■ **RECORD LIST**

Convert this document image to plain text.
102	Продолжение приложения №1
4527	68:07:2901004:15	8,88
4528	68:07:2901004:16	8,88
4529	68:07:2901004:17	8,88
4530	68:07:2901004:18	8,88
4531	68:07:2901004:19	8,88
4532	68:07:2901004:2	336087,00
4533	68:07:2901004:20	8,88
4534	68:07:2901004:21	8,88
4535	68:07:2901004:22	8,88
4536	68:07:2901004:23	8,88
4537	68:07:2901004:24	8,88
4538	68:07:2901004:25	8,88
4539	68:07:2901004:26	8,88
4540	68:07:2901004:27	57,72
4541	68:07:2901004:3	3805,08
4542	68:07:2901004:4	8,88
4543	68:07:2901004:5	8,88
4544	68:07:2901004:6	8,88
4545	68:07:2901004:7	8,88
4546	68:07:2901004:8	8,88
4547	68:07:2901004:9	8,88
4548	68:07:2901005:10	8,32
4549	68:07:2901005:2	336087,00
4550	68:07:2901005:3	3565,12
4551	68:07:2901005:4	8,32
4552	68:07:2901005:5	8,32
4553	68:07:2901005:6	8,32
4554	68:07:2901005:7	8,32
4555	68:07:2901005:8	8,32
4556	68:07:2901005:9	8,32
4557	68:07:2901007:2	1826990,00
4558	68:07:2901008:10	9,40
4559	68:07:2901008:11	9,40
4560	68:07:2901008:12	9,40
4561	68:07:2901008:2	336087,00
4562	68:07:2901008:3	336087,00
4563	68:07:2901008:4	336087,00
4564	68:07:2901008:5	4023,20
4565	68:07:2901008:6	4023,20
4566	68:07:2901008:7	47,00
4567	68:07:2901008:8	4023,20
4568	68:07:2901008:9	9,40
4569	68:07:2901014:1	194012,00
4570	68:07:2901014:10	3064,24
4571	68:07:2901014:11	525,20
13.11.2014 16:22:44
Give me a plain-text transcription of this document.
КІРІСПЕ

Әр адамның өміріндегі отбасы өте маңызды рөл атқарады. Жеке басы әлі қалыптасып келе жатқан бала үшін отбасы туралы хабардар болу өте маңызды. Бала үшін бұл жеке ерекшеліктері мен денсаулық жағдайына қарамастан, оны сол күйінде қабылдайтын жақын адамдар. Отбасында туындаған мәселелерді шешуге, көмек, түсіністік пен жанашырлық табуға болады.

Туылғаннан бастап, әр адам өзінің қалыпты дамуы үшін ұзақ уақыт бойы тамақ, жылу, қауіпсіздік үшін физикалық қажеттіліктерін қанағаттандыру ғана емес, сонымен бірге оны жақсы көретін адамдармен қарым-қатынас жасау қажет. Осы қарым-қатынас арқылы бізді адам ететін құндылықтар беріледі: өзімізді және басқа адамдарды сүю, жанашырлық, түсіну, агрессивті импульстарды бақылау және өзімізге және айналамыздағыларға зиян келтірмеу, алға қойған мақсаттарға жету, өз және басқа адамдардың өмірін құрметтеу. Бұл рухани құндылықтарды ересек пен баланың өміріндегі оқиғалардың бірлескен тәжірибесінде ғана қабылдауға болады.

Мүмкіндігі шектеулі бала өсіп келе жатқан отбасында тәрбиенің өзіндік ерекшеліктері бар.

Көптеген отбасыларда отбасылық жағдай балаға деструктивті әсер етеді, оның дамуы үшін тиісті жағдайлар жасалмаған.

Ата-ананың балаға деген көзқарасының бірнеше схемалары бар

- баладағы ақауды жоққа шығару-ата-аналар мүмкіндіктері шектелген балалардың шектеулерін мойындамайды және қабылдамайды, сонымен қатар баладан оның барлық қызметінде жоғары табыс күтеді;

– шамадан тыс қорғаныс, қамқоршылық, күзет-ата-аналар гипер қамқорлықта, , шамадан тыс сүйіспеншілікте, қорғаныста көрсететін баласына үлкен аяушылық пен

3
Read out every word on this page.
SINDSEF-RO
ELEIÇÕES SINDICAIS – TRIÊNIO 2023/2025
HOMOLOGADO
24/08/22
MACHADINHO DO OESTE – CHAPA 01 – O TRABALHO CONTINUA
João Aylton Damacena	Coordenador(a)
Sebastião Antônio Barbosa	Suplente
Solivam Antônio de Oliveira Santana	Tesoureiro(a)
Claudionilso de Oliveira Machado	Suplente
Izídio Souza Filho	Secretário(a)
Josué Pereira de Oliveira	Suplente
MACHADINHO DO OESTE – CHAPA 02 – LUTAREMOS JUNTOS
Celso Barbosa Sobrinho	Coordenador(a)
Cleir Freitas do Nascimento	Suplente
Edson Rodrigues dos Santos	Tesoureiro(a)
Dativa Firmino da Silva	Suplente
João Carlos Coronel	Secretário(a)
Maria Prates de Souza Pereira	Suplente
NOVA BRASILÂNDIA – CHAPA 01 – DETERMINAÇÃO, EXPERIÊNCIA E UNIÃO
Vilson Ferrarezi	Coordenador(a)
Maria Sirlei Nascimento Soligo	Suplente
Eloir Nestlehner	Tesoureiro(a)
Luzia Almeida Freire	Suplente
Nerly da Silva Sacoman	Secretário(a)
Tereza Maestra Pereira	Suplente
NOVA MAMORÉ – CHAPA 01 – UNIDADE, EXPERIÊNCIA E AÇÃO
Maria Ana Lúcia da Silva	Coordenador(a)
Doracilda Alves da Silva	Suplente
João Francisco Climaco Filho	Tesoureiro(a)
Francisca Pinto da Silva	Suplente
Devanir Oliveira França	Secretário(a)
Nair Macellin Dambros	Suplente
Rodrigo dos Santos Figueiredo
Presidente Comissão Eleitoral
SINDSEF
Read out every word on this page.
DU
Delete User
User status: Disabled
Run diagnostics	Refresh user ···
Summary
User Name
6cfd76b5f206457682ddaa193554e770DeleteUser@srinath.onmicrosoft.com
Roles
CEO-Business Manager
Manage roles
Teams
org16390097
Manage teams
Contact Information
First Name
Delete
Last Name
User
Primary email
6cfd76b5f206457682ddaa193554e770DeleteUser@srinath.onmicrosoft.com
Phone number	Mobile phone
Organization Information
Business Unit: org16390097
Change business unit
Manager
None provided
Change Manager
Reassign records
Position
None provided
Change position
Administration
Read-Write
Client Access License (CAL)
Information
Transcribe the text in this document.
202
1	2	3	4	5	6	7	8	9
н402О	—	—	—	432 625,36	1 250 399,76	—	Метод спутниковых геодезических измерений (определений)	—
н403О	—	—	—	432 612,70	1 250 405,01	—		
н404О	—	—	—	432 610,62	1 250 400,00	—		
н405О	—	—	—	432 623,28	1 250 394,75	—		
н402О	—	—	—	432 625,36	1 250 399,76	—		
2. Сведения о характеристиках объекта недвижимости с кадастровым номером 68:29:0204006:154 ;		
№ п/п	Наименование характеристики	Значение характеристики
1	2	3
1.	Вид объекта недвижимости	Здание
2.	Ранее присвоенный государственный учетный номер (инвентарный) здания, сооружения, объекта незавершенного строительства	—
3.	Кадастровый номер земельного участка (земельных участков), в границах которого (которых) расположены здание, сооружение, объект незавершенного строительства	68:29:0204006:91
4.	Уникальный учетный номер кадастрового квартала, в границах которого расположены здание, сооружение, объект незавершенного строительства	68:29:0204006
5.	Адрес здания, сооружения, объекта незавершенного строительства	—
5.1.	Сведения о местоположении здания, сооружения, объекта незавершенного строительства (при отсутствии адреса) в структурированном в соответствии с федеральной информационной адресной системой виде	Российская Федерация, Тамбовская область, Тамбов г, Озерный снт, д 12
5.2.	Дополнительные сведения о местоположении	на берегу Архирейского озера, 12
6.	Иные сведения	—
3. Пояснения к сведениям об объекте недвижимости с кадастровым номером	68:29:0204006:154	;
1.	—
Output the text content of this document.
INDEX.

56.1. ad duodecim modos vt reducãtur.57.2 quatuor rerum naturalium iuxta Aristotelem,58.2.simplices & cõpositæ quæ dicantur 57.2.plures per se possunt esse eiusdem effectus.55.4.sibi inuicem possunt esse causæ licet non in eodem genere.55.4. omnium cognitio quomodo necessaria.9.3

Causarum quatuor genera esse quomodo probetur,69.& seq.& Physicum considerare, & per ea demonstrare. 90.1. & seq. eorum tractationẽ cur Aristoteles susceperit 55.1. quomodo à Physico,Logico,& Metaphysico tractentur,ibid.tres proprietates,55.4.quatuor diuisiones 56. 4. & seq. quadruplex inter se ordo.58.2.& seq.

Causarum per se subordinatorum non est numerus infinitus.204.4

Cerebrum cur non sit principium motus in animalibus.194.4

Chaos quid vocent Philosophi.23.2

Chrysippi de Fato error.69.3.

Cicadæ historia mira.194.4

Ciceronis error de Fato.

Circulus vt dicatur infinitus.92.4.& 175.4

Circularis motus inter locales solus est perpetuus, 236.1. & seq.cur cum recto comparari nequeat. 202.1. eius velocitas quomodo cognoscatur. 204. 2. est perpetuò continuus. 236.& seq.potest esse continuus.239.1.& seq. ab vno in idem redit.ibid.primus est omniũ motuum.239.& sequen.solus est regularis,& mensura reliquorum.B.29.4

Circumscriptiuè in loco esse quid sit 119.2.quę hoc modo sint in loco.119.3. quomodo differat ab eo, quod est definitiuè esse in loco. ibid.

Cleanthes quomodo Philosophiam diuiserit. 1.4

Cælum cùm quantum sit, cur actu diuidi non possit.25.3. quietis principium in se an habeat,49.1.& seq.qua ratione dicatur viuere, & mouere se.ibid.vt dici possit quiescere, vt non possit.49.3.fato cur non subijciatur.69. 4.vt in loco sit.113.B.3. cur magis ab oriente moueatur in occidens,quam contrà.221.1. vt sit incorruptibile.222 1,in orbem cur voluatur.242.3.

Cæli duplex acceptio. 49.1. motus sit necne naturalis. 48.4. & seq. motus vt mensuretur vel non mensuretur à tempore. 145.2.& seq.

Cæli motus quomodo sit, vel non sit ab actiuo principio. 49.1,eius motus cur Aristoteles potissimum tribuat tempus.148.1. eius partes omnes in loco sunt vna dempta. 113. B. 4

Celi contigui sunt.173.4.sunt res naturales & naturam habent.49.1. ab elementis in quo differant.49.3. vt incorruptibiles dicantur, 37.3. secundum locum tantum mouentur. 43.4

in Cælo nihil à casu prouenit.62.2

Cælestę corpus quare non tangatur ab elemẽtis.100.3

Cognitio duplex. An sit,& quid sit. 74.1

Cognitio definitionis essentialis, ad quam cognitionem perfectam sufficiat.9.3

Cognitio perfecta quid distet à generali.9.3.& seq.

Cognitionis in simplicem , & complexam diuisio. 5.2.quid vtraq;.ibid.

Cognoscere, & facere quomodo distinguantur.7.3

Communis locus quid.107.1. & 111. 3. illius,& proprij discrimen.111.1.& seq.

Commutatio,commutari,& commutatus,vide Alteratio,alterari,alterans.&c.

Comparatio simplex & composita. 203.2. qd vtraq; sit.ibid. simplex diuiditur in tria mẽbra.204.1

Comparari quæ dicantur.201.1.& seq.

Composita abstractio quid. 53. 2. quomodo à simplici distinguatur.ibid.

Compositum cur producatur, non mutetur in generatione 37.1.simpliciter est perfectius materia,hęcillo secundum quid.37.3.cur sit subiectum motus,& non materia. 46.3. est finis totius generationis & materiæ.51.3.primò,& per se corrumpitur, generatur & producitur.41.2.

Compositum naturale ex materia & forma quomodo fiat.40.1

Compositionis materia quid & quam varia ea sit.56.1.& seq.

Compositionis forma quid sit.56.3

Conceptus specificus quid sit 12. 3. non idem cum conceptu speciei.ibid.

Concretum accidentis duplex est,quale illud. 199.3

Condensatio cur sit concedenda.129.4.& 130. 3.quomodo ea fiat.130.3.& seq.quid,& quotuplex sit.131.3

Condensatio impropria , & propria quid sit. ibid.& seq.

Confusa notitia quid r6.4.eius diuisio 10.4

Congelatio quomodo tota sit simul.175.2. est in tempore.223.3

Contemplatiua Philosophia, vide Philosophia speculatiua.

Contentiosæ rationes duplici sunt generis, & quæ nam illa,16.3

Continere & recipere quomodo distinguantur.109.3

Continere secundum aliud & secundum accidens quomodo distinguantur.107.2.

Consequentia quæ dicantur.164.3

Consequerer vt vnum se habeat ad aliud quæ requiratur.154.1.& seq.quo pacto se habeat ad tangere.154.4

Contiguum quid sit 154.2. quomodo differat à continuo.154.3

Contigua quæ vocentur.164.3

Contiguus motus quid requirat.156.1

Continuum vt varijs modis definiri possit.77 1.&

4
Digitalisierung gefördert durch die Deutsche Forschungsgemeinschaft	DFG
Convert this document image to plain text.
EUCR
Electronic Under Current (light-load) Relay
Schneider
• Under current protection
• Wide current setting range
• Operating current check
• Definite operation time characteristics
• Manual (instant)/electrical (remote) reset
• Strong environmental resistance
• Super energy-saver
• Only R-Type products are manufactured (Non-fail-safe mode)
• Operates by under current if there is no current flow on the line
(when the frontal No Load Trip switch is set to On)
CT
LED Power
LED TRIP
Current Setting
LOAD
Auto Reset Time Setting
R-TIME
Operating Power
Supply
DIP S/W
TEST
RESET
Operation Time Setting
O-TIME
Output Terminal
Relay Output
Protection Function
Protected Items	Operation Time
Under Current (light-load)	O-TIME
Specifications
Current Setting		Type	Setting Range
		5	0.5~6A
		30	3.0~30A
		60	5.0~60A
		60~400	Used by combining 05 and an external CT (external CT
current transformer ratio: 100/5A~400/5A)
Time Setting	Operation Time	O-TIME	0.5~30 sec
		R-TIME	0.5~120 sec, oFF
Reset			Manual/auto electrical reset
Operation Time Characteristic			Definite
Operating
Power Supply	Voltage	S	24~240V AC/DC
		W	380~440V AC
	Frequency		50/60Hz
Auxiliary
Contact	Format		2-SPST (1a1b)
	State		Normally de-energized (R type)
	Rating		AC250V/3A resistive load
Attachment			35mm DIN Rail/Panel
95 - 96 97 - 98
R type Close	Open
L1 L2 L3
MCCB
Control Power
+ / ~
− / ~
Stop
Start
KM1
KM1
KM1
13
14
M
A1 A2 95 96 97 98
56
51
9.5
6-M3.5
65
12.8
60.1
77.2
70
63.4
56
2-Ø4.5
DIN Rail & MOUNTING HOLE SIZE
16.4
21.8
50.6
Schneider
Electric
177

■ **TASK TO CARRY OUT**
Reply with nothing but the number of lines in the data above that contain "duplex".

■ **EXERCISE SOLUTION**
3